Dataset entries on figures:
---+---

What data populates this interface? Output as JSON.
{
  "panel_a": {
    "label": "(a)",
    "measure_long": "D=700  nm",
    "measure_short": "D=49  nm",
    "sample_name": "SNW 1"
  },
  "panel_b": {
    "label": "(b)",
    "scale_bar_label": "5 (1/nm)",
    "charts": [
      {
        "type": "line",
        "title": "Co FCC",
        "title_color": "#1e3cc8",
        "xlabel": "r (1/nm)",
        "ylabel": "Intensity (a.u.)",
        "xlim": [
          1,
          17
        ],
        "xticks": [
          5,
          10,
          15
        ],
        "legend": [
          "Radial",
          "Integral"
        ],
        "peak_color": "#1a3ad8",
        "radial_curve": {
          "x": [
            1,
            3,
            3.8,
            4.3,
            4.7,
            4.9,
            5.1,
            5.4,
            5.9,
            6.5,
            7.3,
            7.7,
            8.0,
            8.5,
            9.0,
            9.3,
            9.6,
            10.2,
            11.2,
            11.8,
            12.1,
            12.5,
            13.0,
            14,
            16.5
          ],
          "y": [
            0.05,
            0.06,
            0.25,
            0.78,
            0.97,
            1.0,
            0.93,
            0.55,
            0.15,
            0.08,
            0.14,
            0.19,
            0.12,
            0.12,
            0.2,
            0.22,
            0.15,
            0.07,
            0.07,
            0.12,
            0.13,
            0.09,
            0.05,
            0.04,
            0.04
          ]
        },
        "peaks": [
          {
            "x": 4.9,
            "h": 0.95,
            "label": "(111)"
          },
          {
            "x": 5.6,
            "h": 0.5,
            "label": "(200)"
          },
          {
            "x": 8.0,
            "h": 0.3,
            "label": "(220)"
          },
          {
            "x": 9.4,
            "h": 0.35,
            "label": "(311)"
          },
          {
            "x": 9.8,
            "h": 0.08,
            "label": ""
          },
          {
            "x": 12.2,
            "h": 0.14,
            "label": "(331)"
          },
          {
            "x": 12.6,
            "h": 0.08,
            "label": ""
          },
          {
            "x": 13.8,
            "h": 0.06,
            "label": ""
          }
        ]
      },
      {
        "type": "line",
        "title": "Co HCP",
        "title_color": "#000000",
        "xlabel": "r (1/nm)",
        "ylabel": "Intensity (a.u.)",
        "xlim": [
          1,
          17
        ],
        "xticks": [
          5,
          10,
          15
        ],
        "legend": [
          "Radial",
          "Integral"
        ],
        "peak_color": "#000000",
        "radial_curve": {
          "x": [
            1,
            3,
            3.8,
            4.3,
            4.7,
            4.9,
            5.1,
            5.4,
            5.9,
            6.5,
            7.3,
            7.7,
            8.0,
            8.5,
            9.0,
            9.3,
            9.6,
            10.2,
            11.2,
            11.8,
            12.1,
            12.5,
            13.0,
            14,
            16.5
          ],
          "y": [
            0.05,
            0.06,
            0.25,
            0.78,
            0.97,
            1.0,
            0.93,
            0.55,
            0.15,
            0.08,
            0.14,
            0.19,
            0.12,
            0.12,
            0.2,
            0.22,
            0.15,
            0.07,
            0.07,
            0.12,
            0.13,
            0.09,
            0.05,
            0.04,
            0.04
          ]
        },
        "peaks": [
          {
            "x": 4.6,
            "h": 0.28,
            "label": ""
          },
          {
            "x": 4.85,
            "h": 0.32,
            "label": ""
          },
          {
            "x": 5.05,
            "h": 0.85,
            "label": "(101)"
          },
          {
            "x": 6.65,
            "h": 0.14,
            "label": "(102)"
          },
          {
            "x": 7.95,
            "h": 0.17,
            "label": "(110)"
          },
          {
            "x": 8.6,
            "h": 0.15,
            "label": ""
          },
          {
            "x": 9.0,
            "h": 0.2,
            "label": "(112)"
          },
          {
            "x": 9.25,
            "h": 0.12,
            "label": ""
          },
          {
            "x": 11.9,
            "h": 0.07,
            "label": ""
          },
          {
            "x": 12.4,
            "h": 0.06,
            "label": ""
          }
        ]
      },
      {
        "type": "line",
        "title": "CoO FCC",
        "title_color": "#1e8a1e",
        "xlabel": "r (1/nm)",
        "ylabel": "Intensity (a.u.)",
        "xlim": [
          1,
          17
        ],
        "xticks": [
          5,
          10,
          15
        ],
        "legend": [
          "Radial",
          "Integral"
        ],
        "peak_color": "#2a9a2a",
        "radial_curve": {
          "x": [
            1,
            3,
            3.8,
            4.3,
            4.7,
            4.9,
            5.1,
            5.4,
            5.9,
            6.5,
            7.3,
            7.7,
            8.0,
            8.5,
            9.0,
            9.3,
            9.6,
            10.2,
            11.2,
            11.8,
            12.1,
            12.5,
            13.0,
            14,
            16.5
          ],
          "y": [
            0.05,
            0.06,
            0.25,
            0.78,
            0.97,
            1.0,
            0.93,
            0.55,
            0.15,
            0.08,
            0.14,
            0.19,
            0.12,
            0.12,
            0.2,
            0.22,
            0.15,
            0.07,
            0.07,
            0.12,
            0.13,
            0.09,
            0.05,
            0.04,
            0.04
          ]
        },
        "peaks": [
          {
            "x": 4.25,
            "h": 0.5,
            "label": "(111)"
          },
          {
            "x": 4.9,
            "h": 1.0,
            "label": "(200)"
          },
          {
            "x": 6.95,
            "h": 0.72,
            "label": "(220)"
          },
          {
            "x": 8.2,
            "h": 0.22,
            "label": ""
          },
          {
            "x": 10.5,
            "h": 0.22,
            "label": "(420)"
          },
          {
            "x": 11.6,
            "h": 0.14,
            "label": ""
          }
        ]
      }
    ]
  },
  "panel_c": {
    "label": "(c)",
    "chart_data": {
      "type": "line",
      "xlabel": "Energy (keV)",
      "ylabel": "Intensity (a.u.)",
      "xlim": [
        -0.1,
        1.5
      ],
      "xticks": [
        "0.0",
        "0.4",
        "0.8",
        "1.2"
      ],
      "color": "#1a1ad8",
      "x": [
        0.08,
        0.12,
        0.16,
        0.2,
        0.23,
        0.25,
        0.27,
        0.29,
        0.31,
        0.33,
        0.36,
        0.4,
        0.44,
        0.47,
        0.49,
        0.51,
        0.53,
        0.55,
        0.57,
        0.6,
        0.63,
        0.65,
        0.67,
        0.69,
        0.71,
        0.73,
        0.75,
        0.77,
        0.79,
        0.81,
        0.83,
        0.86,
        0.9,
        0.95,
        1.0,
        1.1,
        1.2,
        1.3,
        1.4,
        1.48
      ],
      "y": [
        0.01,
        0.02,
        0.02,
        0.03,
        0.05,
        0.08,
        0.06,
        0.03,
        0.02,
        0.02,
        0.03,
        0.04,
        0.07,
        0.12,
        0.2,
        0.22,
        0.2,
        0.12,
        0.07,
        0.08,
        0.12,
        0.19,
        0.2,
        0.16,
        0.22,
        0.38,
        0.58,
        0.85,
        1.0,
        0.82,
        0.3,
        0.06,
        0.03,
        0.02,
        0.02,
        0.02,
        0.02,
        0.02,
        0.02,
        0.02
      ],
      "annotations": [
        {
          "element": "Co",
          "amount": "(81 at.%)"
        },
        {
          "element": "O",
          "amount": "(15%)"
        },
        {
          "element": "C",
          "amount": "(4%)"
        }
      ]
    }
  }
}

---+---

Every line of the material must be returned exactly as it appears.

### SOLVED EXERCISE
What data populates this interface? Output as JSON.
{
  "panel_a": {
    "label": "(a)",
    "measure_long": "D=700  nm",
    "measure_short": "D=49  nm",
    "sample_name": "SNW 1"
  },
  "panel_b": {
    "label": "(b)",
    "scale_bar_label": "5 (1/nm)",
    "charts": [
      {
        "type": "line",
        "title": "Co FCC",
        "title_color": "#1e3cc8",
        "xlabel": "r (1/nm)",
        "ylabel": "Intensity (a.u.)",
        "xlim": [
          1,
          17
        ],
        "xticks": [
          5,
          10,
          15
        ],
        "legend": [
          "Radial",
          "Integral"
        ],
        "peak_color": "#1a3ad8",
        "radial_curve": {
          "x": [
            1,
            3,
            3.8,
            4.3,
            4.7,
            4.9,
            5.1,
            5.4,
            5.9,
            6.5,
            7.3,
            7.7,
            8.0,
            8.5,
            9.0,
            9.3,
            9.6,
            10.2,
            11.2,
            11.8,
            12.1,
            12.5,
            13.0,
            14,
            16.5
          ],
          "y": [
            0.05,
            0.06,
            0.25,
            0.78,
            0.97,
            1.0,
            0.93,
            0.55,
            0.15,
            0.08,
            0.14,
            0.19,
            0.12,
            0.12,
            0.2,
            0.22,
            0.15,
            0.07,
            0.07,
            0.12,
            0.13,
            0.09,
            0.05,
            0.04,
            0.04
          ]
        },
        "peaks": [
          {
            "x": 4.9,
            "h": 0.95,
            "label": "(111)"
          },
          {
            "x": 5.6,
            "h": 0.5,
            "label": "(200)"
          },
          {
            "x": 8.0,
            "h": 0.3,
            "label": "(220)"
          },
          {
            "x": 9.4,
            "h": 0.35,
            "label": "(311)"
          },
          {
            "x": 9.8,
            "h": 0.08,
            "label": ""
          },
          {
            "x": 12.2,
            "h": 0.14,
            "label": "(331)"
          },
          {
            "x": 12.6,
            "h": 0.08,
            "label": ""
          },
          {
            "x": 13.8,
            "h": 0.06,
            "label": ""
          }
        ]
      },
      {
        "type": "line",
        "title": "Co HCP",
        "title_color": "#000000",
        "xlabel": "r (1/nm)",
        "ylabel": "Intensity (a.u.)",
        "xlim": [
          1,
          17
        ],
        "xticks": [
          5,
          10,
          15
        ],
        "legend": [
          "Radial",
          "Integral"
        ],
        "peak_color": "#000000",
        "radial_curve": {
          "x": [
            1,
            3,
            3.8,
            4.3,
            4.7,
            4.9,
            5.1,
            5.4,
            5.9,
            6.5,
            7.3,
            7.7,
            8.0,
            8.5,
            9.0,
            9.3,
            9.6,
            10.2,
            11.2,
            11.8,
            12.1,
            12.5,
            13.0,
            14,
            16.5
          ],
          "y": [
            0.05,
            0.06,
            0.25,
            0.78,
            0.97,
            1.0,
            0.93,
            0.55,
            0.15,
            0.08,
            0.14,
            0.19,
            0.12,
            0.12,
            0.2,
            0.22,
            0.15,
            0.07,
            0.07,
            0.12,
            0.13,
            0.09,
            0.05,
            0.04,
            0.04
          ]
        },
        "peaks": [
          {
            "x": 4.6,
            "h": 0.28,
            "label": ""
          },
          {
            "x": 4.85,
            "h": 0.32,
            "label": ""
          },
          {
            "x": 5.05,
            "h": 0.85,
            "label": "(101)"
          },
          {
            "x": 6.65,
            "h": 0.14,
            "label": "(102)"
          },
          {
            "x": 7.95,
            "h": 0.17,
            "label": "(110)"
          },
          {
            "x": 8.6,
            "h": 0.15,
            "label": ""
          },
          {
            "x": 9.0,
            "h": 0.2,
            "label": "(112)"
          },
          {
            "x": 9.25,
            "h": 0.12,
            "label": ""
          },
          {
            "x": 11.9,
            "h": 0.07,
            "label": ""
          },
          {
            "x": 12.4,
            "h": 0.06,
            "label": ""
          }
        ]
      },
      {
        "type": "line",
        "title": "CoO FCC",
        "title_color": "#1e8a1e",
        "xlabel": "r (1/nm)",
        "ylabel": "Intensity (a.u.)",
        "xlim": [
          1,
          17
        ],
        "xticks": [
          5,
          10,
          15
        ],
        "legend": [
          "Radial",
          "Integral"
        ],
        "peak_color": "#2a9a2a",
        "radial_curve": {
          "x": [
            1,
            3,
            3.8,
            4.3,
            4.7,
            4.9,
            5.1,
            5.4,
            5.9,
            6.5,
            7.3,
            7.7,
            8.0,
            8.5,
            9.0,
            9.3,
            9.6,
            10.2,
            11.2,
            11.8,
            12.1,
            12.5,
            13.0,
            14,
            16.5
          ],
          "y": [
            0.05,
            0.06,
            0.25,
            0.78,
            0.97,
            1.0,
            0.93,
            0.55,
            0.15,
            0.08,
            0.14,
            0.19,
            0.12,
            0.12,
            0.2,
            0.22,
            0.15,
            0.07,
            0.07,
            0.12,
            0.13,
            0.09,
            0.05,
            0.04,
            0.04
          ]
        },
        "peaks": [
          {
            "x": 4.25,
            "h": 0.5,
            "label": "(111)"
          },
          {
            "x": 4.9,
            "h": 1.0,
            "label": "(200)"
          },
          {
            "x": 6.95,
            "h": 0.72,
            "label": "(220)"
          },
          {
            "x": 8.2,
            "h": 0.22,
            "label": ""
          },
          {
            "x": 10.5,
            "h": 0.22,
            "label": "(420)"
          },
          {
            "x": 11.6,
            "h": 0.14,
            "label": ""
          }
        ]
      }
    ]
  },
  "panel_c": {
    "label": "(c)",
    "chart_data": {
      "type": "line",
      "xlabel": "Energy (keV)",
      "ylabel": "Intensity (a.u.)",
      "xlim": [
        -0.1,
        1.5
      ],
      "xticks": [
        "0.0",
        "0.4",
        "0.8",
        "1.2"
      ],
      "color": "#1a1ad8",
      "x": [
        0.08,
        0.12,
        0.16,
        0.2,
        0.23,
        0.25,
        0.27,
        0.29,
        0.31,
        0.33,
        0.36,
        0.4,
        0.44,
        0.47,
        0.49,
        0.51,
        0.53,
        0.55,
        0.57,
        0.6,
        0.63,
        0.65,
        0.67,
        0.69,
        0.71,
        0.73,
        0.75,
        0.77,
        0.79,
        0.81,
        0.83,
        0.86,
        0.9,
        0.95,
        1.0,
        1.1,
        1.2,
        1.3,
        1.4,
        1.48
      ],
      "y": [
        0.01,
        0.02,
        0.02,
        0.03,
        0.05,
        0.08,
        0.06,
        0.03,
        0.02,
        0.02,
        0.03,
        0.04,
        0.07,
        0.12,
        0.2,
        0.22,
        0.2,
        0.12,
        0.07,
        0.08,
        0.12,
        0.19,
        0.2,
        0.16,
        0.22,
        0.38,
        0.58,
        0.85,
        1.0,
        0.82,
        0.3,
        0.06,
        0.03,
        0.02,
        0.02,
        0.02,
        0.02,
        0.02,
        0.02,
        0.02
      ],
      "annotations": [
        {
          "element": "Co",
          "amount": "(81 at.%)"
        },
        {
          "element": "O",
          "amount": "(15%)"
        },
        {
          "element": "C",
          "amount": "(4%)"
        }
      ]
    }
  }
}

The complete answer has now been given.